━━━ DATASET ROWS
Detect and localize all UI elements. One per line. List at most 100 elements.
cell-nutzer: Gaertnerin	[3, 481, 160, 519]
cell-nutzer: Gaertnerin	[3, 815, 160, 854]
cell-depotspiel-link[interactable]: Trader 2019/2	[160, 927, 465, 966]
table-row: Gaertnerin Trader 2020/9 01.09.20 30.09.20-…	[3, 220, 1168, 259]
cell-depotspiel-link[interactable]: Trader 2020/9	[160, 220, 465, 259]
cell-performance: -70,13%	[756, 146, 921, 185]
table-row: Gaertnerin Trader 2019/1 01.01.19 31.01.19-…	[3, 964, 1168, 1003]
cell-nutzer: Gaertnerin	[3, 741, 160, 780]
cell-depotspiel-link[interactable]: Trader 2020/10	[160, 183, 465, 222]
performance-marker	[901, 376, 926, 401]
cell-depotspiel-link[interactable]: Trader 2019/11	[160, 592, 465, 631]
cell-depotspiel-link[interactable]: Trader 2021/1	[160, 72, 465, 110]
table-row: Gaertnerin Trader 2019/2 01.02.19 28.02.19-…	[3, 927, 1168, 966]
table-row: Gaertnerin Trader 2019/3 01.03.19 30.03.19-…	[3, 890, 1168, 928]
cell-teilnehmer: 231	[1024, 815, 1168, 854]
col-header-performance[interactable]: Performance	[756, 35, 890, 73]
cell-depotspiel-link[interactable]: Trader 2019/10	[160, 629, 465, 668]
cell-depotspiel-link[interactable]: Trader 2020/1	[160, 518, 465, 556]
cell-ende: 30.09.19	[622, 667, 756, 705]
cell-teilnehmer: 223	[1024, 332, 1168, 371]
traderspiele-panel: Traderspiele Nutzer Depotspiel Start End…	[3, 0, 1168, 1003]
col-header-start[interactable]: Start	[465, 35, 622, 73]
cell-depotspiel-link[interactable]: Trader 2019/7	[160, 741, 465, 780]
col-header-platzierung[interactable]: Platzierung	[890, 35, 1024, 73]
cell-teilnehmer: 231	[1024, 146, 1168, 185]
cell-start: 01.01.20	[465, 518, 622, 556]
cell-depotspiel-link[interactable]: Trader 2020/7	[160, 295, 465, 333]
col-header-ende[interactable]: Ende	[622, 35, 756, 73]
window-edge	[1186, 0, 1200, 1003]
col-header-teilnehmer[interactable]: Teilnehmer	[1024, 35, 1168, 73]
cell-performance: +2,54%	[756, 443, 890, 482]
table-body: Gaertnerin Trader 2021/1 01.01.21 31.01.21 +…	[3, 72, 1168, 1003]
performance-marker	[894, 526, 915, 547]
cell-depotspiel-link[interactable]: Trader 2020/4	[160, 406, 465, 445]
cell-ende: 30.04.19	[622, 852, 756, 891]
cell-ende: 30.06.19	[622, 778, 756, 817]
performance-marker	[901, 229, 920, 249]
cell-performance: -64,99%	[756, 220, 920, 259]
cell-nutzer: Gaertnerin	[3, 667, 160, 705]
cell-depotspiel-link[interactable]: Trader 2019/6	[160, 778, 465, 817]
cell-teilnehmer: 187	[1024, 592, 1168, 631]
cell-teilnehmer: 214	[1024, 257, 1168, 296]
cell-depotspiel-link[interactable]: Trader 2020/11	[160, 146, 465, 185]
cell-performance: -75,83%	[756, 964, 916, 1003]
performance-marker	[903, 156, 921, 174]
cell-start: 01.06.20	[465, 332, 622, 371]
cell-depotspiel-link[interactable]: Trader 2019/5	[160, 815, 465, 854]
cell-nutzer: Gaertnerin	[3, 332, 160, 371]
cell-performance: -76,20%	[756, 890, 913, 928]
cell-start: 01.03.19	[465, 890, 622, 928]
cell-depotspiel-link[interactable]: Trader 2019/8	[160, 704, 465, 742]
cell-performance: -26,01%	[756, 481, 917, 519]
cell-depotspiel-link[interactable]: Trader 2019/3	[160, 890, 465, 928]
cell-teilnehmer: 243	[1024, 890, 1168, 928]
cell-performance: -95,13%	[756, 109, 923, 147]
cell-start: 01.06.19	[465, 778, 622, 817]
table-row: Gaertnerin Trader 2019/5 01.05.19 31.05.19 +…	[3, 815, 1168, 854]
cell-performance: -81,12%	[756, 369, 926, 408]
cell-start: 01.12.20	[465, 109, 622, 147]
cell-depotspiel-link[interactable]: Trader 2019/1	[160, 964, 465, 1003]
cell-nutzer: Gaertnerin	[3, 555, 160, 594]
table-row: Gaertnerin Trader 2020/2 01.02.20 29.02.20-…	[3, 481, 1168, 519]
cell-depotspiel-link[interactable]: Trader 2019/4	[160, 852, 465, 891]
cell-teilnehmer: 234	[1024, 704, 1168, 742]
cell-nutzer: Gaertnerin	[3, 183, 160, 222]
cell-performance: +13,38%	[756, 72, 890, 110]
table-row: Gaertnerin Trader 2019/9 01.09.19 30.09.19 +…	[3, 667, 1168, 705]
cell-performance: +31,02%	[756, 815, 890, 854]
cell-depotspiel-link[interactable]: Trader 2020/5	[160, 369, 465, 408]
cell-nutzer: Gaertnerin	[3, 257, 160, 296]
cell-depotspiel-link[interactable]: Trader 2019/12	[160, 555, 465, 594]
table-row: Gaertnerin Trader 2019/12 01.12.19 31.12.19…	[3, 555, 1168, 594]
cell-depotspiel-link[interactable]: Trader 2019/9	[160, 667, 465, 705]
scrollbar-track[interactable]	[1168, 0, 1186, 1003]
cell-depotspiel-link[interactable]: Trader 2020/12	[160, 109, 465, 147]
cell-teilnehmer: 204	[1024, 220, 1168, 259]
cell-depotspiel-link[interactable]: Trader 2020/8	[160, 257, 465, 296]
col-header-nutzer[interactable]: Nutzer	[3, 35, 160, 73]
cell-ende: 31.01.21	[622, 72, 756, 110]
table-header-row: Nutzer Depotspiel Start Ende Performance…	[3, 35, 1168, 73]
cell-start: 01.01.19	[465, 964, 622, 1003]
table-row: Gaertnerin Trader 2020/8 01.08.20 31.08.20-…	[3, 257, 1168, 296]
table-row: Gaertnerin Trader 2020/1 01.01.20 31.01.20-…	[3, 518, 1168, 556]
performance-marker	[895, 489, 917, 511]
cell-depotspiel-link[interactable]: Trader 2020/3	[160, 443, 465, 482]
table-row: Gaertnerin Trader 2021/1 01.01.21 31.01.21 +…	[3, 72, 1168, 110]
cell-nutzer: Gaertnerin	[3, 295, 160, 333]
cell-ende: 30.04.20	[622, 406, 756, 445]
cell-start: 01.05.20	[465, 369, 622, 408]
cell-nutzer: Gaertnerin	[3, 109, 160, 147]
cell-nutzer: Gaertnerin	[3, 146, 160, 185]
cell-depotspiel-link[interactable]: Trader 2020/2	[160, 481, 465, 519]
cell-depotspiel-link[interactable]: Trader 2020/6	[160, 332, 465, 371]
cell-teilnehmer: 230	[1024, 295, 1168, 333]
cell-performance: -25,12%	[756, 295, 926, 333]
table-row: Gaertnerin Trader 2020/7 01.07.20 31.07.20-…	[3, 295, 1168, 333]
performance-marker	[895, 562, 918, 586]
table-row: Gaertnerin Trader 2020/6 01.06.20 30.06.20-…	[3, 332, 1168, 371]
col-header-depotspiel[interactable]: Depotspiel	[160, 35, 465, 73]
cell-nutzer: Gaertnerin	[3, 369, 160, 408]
━━━━━━
[WRITTEN PROBLEM] Can you repeat all of the rows above, changing every "Gaertnerin" to "Gärtnerin" and leaving everything else as it is?

[SOLUTION FOR THIS PROBLEM]
Detect and localize all UI elements. One per line. List at most 100 elements.
cell-nutzer: Gärtnerin	[3, 481, 160, 519]
cell-nutzer: Gärtnerin	[3, 815, 160, 854]
cell-depotspiel-link[interactable]: Trader 2019/2	[160, 927, 465, 966]
table-row: Gärtnerin Trader 2020/9 01.09.20 30.09.20-…	[3, 220, 1168, 259]
cell-depotspiel-link[interactable]: Trader 2020/9	[160, 220, 465, 259]
cell-performance: -70,13%	[756, 146, 921, 185]
table-row: Gärtnerin Trader 2019/1 01.01.19 31.01.19-…	[3, 964, 1168, 1003]
cell-nutzer: Gärtnerin	[3, 741, 160, 780]
cell-depotspiel-link[interactable]: Trader 2020/10	[160, 183, 465, 222]
performance-marker	[901, 376, 926, 401]
cell-depotspiel-link[interactable]: Trader 2019/11	[160, 592, 465, 631]
cell-depotspiel-link[interactable]: Trader 2021/1	[160, 72, 465, 110]
table-row: Gärtnerin Trader 2019/2 01.02.19 28.02.19-…	[3, 927, 1168, 966]
table-row: Gärtnerin Trader 2019/3 01.03.19 30.03.19-…	[3, 890, 1168, 928]
cell-teilnehmer: 231	[1024, 815, 1168, 854]
col-header-performance[interactable]: Performance	[756, 35, 890, 73]
cell-depotspiel-link[interactable]: Trader 2019/10	[160, 629, 465, 668]
cell-depotspiel-link[interactable]: Trader 2020/1	[160, 518, 465, 556]
cell-ende: 30.09.19	[622, 667, 756, 705]
cell-teilnehmer: 223	[1024, 332, 1168, 371]
traderspiele-panel: Traderspiele Nutzer Depotspiel Start End…	[3, 0, 1168, 1003]
col-header-start[interactable]: Start	[465, 35, 622, 73]
cell-depotspiel-link[interactable]: Trader 2019/7	[160, 741, 465, 780]
col-header-platzierung[interactable]: Platzierung	[890, 35, 1024, 73]
cell-teilnehmer: 231	[1024, 146, 1168, 185]
cell-start: 01.01.20	[465, 518, 622, 556]
cell-depotspiel-link[interactable]: Trader 2020/7	[160, 295, 465, 333]
col-header-ende[interactable]: Ende	[622, 35, 756, 73]
window-edge	[1186, 0, 1200, 1003]
col-header-teilnehmer[interactable]: Teilnehmer	[1024, 35, 1168, 73]
cell-performance: +2,54%	[756, 443, 890, 482]
table-body: Gärtnerin Trader 2021/1 01.01.21 31.01.21 +…	[3, 72, 1168, 1003]
performance-marker	[894, 526, 915, 547]
cell-depotspiel-link[interactable]: Trader 2020/4	[160, 406, 465, 445]
cell-ende: 30.04.19	[622, 852, 756, 891]
cell-ende: 30.06.19	[622, 778, 756, 817]
performance-marker	[901, 229, 920, 249]
cell-performance: -64,99%	[756, 220, 920, 259]
cell-nutzer: Gärtnerin	[3, 667, 160, 705]
cell-depotspiel-link[interactable]: Trader 2019/6	[160, 778, 465, 817]
cell-teilnehmer: 187	[1024, 592, 1168, 631]
cell-teilnehmer: 214	[1024, 257, 1168, 296]
cell-depotspiel-link[interactable]: Trader 2020/11	[160, 146, 465, 185]
cell-performance: -75,83%	[756, 964, 916, 1003]
performance-marker	[903, 156, 921, 174]
cell-start: 01.06.20	[465, 332, 622, 371]
cell-depotspiel-link[interactable]: Trader 2019/5	[160, 815, 465, 854]
cell-nutzer: Gärtnerin	[3, 332, 160, 371]
cell-performance: -76,20%	[756, 890, 913, 928]
cell-start: 01.03.19	[465, 890, 622, 928]
cell-depotspiel-link[interactable]: Trader 2019/8	[160, 704, 465, 742]
cell-performance: -26,01%	[756, 481, 917, 519]
cell-depotspiel-link[interactable]: Trader 2019/3	[160, 890, 465, 928]
cell-teilnehmer: 243	[1024, 890, 1168, 928]
cell-performance: -95,13%	[756, 109, 923, 147]
cell-start: 01.06.19	[465, 778, 622, 817]
table-row: Gärtnerin Trader 2019/5 01.05.19 31.05.19 +…	[3, 815, 1168, 854]
cell-performance: -81,12%	[756, 369, 926, 408]
cell-start: 01.12.20	[465, 109, 622, 147]
cell-depotspiel-link[interactable]: Trader 2019/1	[160, 964, 465, 1003]
cell-nutzer: Gärtnerin	[3, 555, 160, 594]
table-row: Gärtnerin Trader 2020/2 01.02.20 29.02.20-…	[3, 481, 1168, 519]
cell-depotspiel-link[interactable]: Trader 2019/4	[160, 852, 465, 891]
cell-teilnehmer: 234	[1024, 704, 1168, 742]
cell-nutzer: Gärtnerin	[3, 183, 160, 222]
cell-performance: +13,38%	[756, 72, 890, 110]
table-row: Gärtnerin Trader 2019/9 01.09.19 30.09.19 +…	[3, 667, 1168, 705]
cell-performance: +31,02%	[756, 815, 890, 854]
cell-depotspiel-link[interactable]: Trader 2020/5	[160, 369, 465, 408]
cell-nutzer: Gärtnerin	[3, 257, 160, 296]
cell-depotspiel-link[interactable]: Trader 2019/12	[160, 555, 465, 594]
table-row: Gärtnerin Trader 2019/12 01.12.19 31.12.19…	[3, 555, 1168, 594]
cell-depotspiel-link[interactable]: Trader 2019/9	[160, 667, 465, 705]
scrollbar-track[interactable]	[1168, 0, 1186, 1003]
cell-depotspiel-link[interactable]: Trader 2020/12	[160, 109, 465, 147]
cell-teilnehmer: 204	[1024, 220, 1168, 259]
cell-depotspiel-link[interactable]: Trader 2020/8	[160, 257, 465, 296]
col-header-nutzer[interactable]: Nutzer	[3, 35, 160, 73]
cell-ende: 31.01.21	[622, 72, 756, 110]
table-header-row: Nutzer Depotspiel Start Ende Performance…	[3, 35, 1168, 73]
cell-start: 01.01.19	[465, 964, 622, 1003]
table-row: Gärtnerin Trader 2020/8 01.08.20 31.08.20-…	[3, 257, 1168, 296]
table-row: Gärtnerin Trader 2020/1 01.01.20 31.01.20-…	[3, 518, 1168, 556]
performance-marker	[895, 489, 917, 511]
cell-depotspiel-link[interactable]: Trader 2020/3	[160, 443, 465, 482]
table-row: Gärtnerin Trader 2021/1 01.01.21 31.01.21 +…	[3, 72, 1168, 110]
cell-nutzer: Gärtnerin	[3, 295, 160, 333]
cell-ende: 30.04.20	[622, 406, 756, 445]
cell-start: 01.05.20	[465, 369, 622, 408]
cell-nutzer: Gärtnerin	[3, 109, 160, 147]
cell-nutzer: Gärtnerin	[3, 146, 160, 185]
cell-depotspiel-link[interactable]: Trader 2020/2	[160, 481, 465, 519]
cell-depotspiel-link[interactable]: Trader 2020/6	[160, 332, 465, 371]
cell-teilnehmer: 230	[1024, 295, 1168, 333]
cell-performance: -25,12%	[756, 295, 926, 333]
table-row: Gärtnerin Trader 2020/7 01.07.20 31.07.20-…	[3, 295, 1168, 333]
performance-marker	[895, 562, 918, 586]
table-row: Gärtnerin Trader 2020/6 01.06.20 30.06.20-…	[3, 332, 1168, 371]
col-header-depotspiel[interactable]: Depotspiel	[160, 35, 465, 73]
cell-nutzer: Gärtnerin	[3, 369, 160, 408]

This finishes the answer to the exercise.